Stored dataset items:
-- Start --
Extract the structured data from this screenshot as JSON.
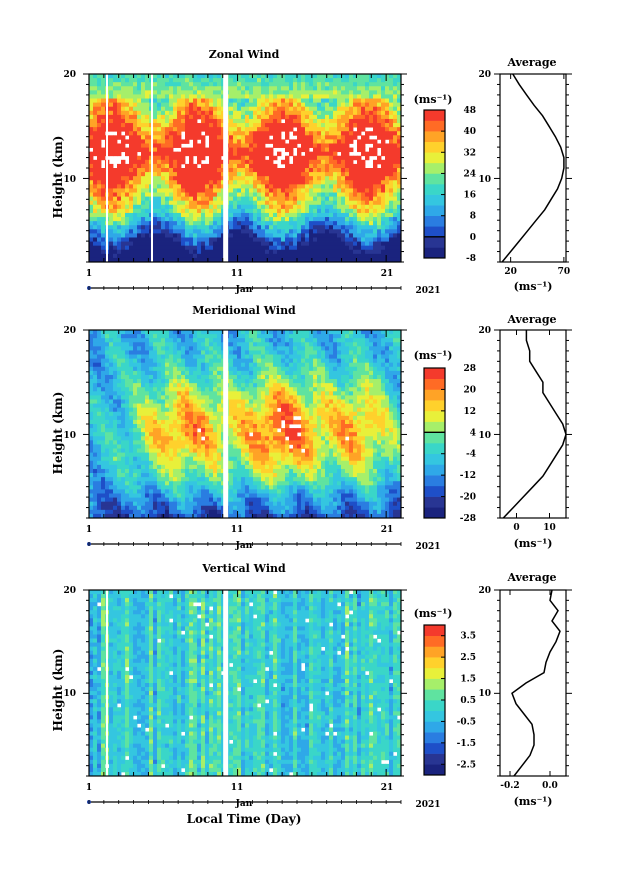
{
  "chart_data": [
    {
      "type": "heatmap",
      "title": "Zonal Wind",
      "ylabel": "Height (km)",
      "y_ticks": [
        "20",
        "10"
      ],
      "x_ticks": [
        "1",
        "11",
        "21"
      ],
      "month_label": "Jan",
      "year_label": "2021",
      "ylim": [
        2,
        20
      ],
      "colorbar": {
        "unit_label": "(ms⁻¹)",
        "ticks": [
          "48",
          "40",
          "32",
          "24",
          "16",
          "8",
          "0",
          "-8"
        ],
        "range": [
          -8,
          48
        ],
        "colors": [
          "#1a237e",
          "#283593",
          "#1e4fc8",
          "#2a7de1",
          "#2fa8e8",
          "#34c6e0",
          "#3ad6c8",
          "#5fe3a0",
          "#a6ef6a",
          "#e8f03a",
          "#ffd12c",
          "#ffa326",
          "#ff6b25",
          "#f43a2c"
        ]
      },
      "profile": {
        "title": "Average",
        "x_ticks": [
          "20",
          "70"
        ],
        "xlabel": "(ms⁻¹)",
        "xlim": [
          10,
          72
        ],
        "heights": [
          2,
          3,
          4,
          5,
          6,
          7,
          8,
          9,
          10,
          11,
          12,
          13,
          14,
          15,
          16,
          17,
          18,
          19,
          20
        ],
        "values": [
          12,
          20,
          28,
          36,
          44,
          52,
          58,
          64,
          68,
          70,
          70,
          67,
          62,
          56,
          50,
          42,
          35,
          28,
          22
        ]
      }
    },
    {
      "type": "heatmap",
      "title": "Meridional Wind",
      "ylabel": "Height (km)",
      "y_ticks": [
        "20",
        "10"
      ],
      "x_ticks": [
        "1",
        "11",
        "21"
      ],
      "month_label": "Jan",
      "year_label": "2021",
      "ylim": [
        2,
        20
      ],
      "colorbar": {
        "unit_label": "(ms⁻¹)",
        "ticks": [
          "28",
          "20",
          "12",
          "4",
          "-4",
          "-12",
          "-20",
          "-28"
        ],
        "range": [
          -28,
          28
        ],
        "colors": [
          "#1a237e",
          "#283593",
          "#1e4fc8",
          "#2a7de1",
          "#2fa8e8",
          "#34c6e0",
          "#3ad6c8",
          "#5fe3a0",
          "#a6ef6a",
          "#e8f03a",
          "#ffd12c",
          "#ffa326",
          "#ff6b25",
          "#f43a2c"
        ]
      },
      "profile": {
        "title": "Average",
        "x_ticks": [
          "0",
          "10"
        ],
        "xlabel": "(ms⁻¹)",
        "xlim": [
          -5,
          15
        ],
        "heights": [
          2,
          3,
          4,
          5,
          6,
          7,
          8,
          9,
          10,
          11,
          12,
          13,
          14,
          15,
          16,
          17,
          18,
          19,
          20
        ],
        "values": [
          -4,
          -1,
          2,
          5,
          8,
          10,
          12,
          14,
          15,
          14,
          12,
          10,
          8,
          8,
          6,
          4,
          4,
          3,
          3
        ]
      }
    },
    {
      "type": "heatmap",
      "title": "Vertical Wind",
      "ylabel": "Height (km)",
      "y_ticks": [
        "20",
        "10"
      ],
      "x_ticks": [
        "1",
        "11",
        "21"
      ],
      "month_label": "Jan",
      "year_label": "2021",
      "xlabel": "Local Time (Day)",
      "ylim": [
        2,
        20
      ],
      "colorbar": {
        "unit_label": "(ms⁻¹)",
        "ticks": [
          "3.5",
          "2.5",
          "1.5",
          "0.5",
          "-0.5",
          "-1.5",
          "-2.5"
        ],
        "range": [
          -3,
          4
        ],
        "colors": [
          "#1a237e",
          "#283593",
          "#1e4fc8",
          "#2a7de1",
          "#2fa8e8",
          "#34c6e0",
          "#3ad6c8",
          "#5fe3a0",
          "#a6ef6a",
          "#e8f03a",
          "#ffd12c",
          "#ffa326",
          "#ff6b25",
          "#f43a2c"
        ]
      },
      "profile": {
        "title": "Average",
        "x_ticks": [
          "-0.2",
          "0.0"
        ],
        "xlabel": "(ms⁻¹)",
        "xlim": [
          -0.25,
          0.08
        ],
        "heights": [
          2,
          3,
          4,
          5,
          6,
          7,
          8,
          9,
          10,
          11,
          12,
          13,
          14,
          15,
          16,
          17,
          18,
          19,
          20
        ],
        "values": [
          -0.18,
          -0.14,
          -0.1,
          -0.08,
          -0.08,
          -0.09,
          -0.13,
          -0.17,
          -0.19,
          -0.12,
          -0.03,
          -0.02,
          0.0,
          0.03,
          0.05,
          0.01,
          0.04,
          0.0,
          0.01
        ]
      }
    }
  ]
}
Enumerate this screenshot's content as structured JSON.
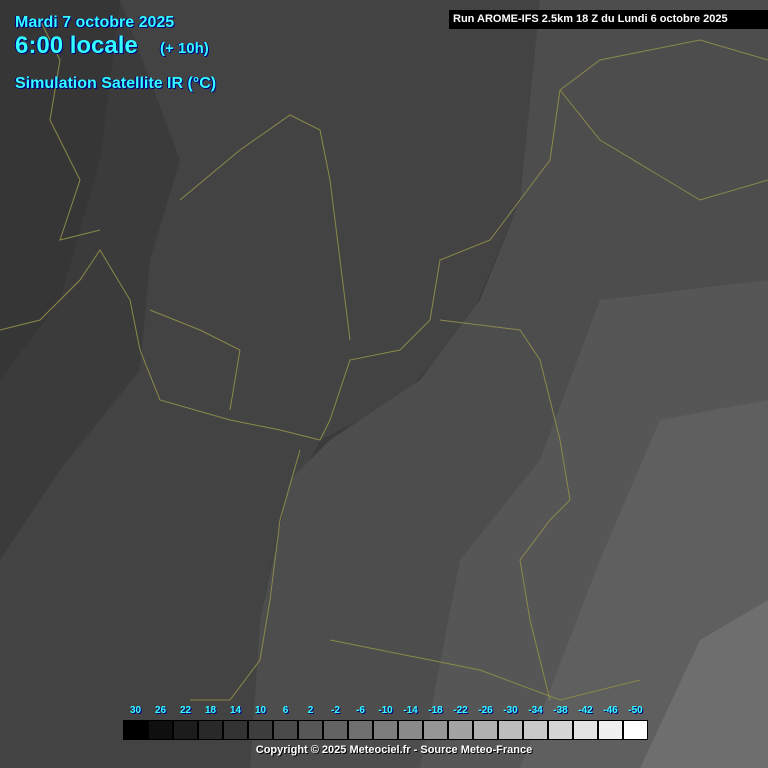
{
  "header": {
    "date": "Mardi 7 octobre 2025",
    "hour": "6:00 locale",
    "lead": "(+ 10h)",
    "product": "Simulation Satellite IR (°C)",
    "run": "Run AROME-IFS 2.5km 18 Z du Lundi 6 octobre 2025"
  },
  "legend": {
    "labels": [
      "30",
      "26",
      "22",
      "18",
      "14",
      "10",
      "6",
      "2",
      "-2",
      "-6",
      "-10",
      "-14",
      "-18",
      "-22",
      "-26",
      "-30",
      "-34",
      "-38",
      "-42",
      "-46",
      "-50"
    ],
    "colors": [
      "#000000",
      "#0f0f0f",
      "#1c1c1c",
      "#292929",
      "#333333",
      "#3d3d3d",
      "#4a4a4a",
      "#575757",
      "#636363",
      "#707070",
      "#7d7d7d",
      "#8a8a8a",
      "#969696",
      "#a3a3a3",
      "#b0b0b0",
      "#bdbdbd",
      "#c9c9c9",
      "#d6d6d6",
      "#e3e3e3",
      "#f0f0f0",
      "#ffffff"
    ]
  },
  "copyright": "Copyright © 2025 Meteociel.fr - Source Meteo-France",
  "colors": {
    "text_accent": "#33ffff",
    "border_lines": "#8a8a4a"
  }
}
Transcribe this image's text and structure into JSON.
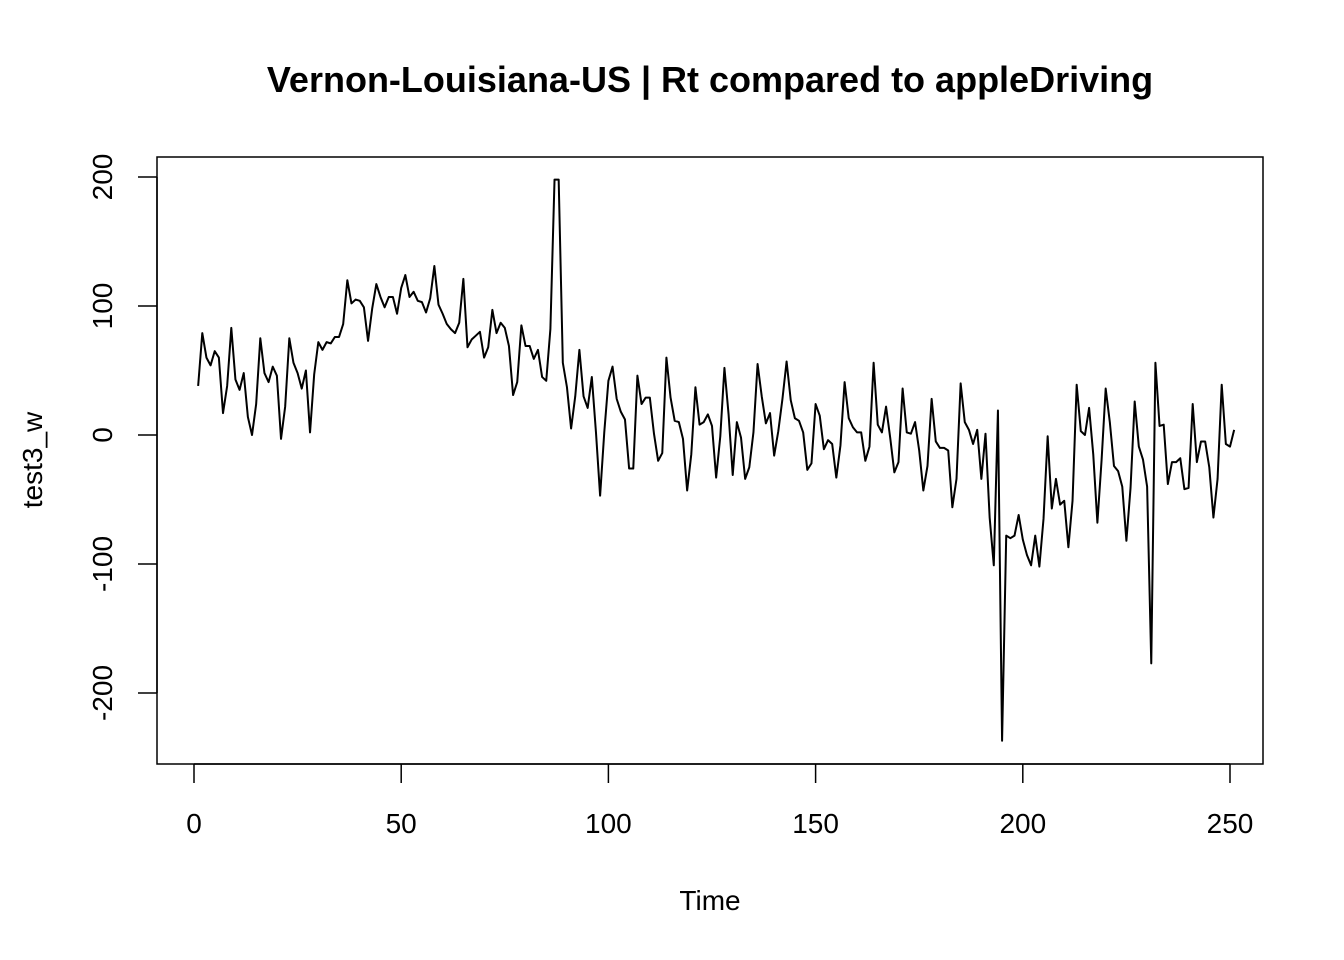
{
  "chart_data": {
    "type": "line",
    "title": "Vernon-Louisiana-US | Rt compared to appleDriving",
    "xlabel": "Time",
    "ylabel": "test3_w",
    "xlim": [
      1,
      248
    ],
    "ylim": [
      -237,
      199
    ],
    "x_ticks": [
      0,
      50,
      100,
      150,
      200,
      250
    ],
    "y_ticks": [
      -200,
      -100,
      0,
      100,
      200
    ],
    "grid": false,
    "line_color": "#000000",
    "series": [
      {
        "x_start": 1,
        "values": [
          38,
          79,
          60,
          54,
          65,
          60,
          17,
          38,
          83,
          43,
          35,
          48,
          14,
          0,
          24,
          75,
          48,
          41,
          53,
          46,
          -3,
          22,
          75,
          56,
          48,
          36,
          50,
          2,
          47,
          72,
          66,
          72,
          71,
          76,
          76,
          86,
          120,
          102,
          105,
          104,
          99,
          73,
          98,
          117,
          107,
          99,
          107,
          107,
          94,
          114,
          124,
          107,
          111,
          104,
          103,
          95,
          106,
          131,
          101,
          94,
          86,
          82,
          79,
          87,
          121,
          68,
          74,
          77,
          80,
          60,
          68,
          97,
          79,
          87,
          83,
          69,
          31,
          41,
          85,
          69,
          69,
          59,
          66,
          45,
          42,
          82,
          198,
          198,
          56,
          37,
          5,
          30,
          66,
          30,
          21,
          45,
          2,
          -47,
          2,
          42,
          53,
          28,
          18,
          12,
          -26,
          -26,
          46,
          24,
          29,
          29,
          1,
          -20,
          -14,
          60,
          29,
          11,
          10,
          -3,
          -43,
          -15,
          37,
          8,
          10,
          16,
          7,
          -33,
          -1,
          52,
          16,
          -31,
          10,
          -2,
          -34,
          -25,
          2,
          55,
          30,
          9,
          17,
          -16,
          3,
          28,
          57,
          27,
          13,
          11,
          2,
          -27,
          -22,
          24,
          15,
          -11,
          -4,
          -7,
          -33,
          -8,
          41,
          13,
          6,
          2,
          2,
          -20,
          -9,
          56,
          8,
          2,
          22,
          -2,
          -29,
          -21,
          36,
          2,
          1,
          10,
          -12,
          -43,
          -24,
          28,
          -5,
          -10,
          -10,
          -12,
          -56,
          -34,
          40,
          10,
          4,
          -7,
          4,
          -34,
          1,
          -64,
          -101,
          19,
          -237,
          -78,
          -80,
          -78,
          -62,
          -81,
          -93,
          -101,
          -78,
          -102,
          -65,
          -1,
          -57,
          -34,
          -54,
          -51,
          -87,
          -51,
          39,
          3,
          0,
          21,
          -15,
          -68,
          -20,
          36,
          10,
          -24,
          -28,
          -40,
          -82,
          -41,
          26,
          -9,
          -19,
          -40,
          -177,
          56,
          7,
          8,
          -38,
          -21,
          -21,
          -18,
          -42,
          -41,
          24,
          -21,
          -5,
          -5,
          -25,
          -64,
          -34,
          39,
          -7,
          -9,
          4
        ]
      }
    ]
  }
}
-- End --
Work through the records line by line and tally those holding "Wind". Reply with the number alone.

3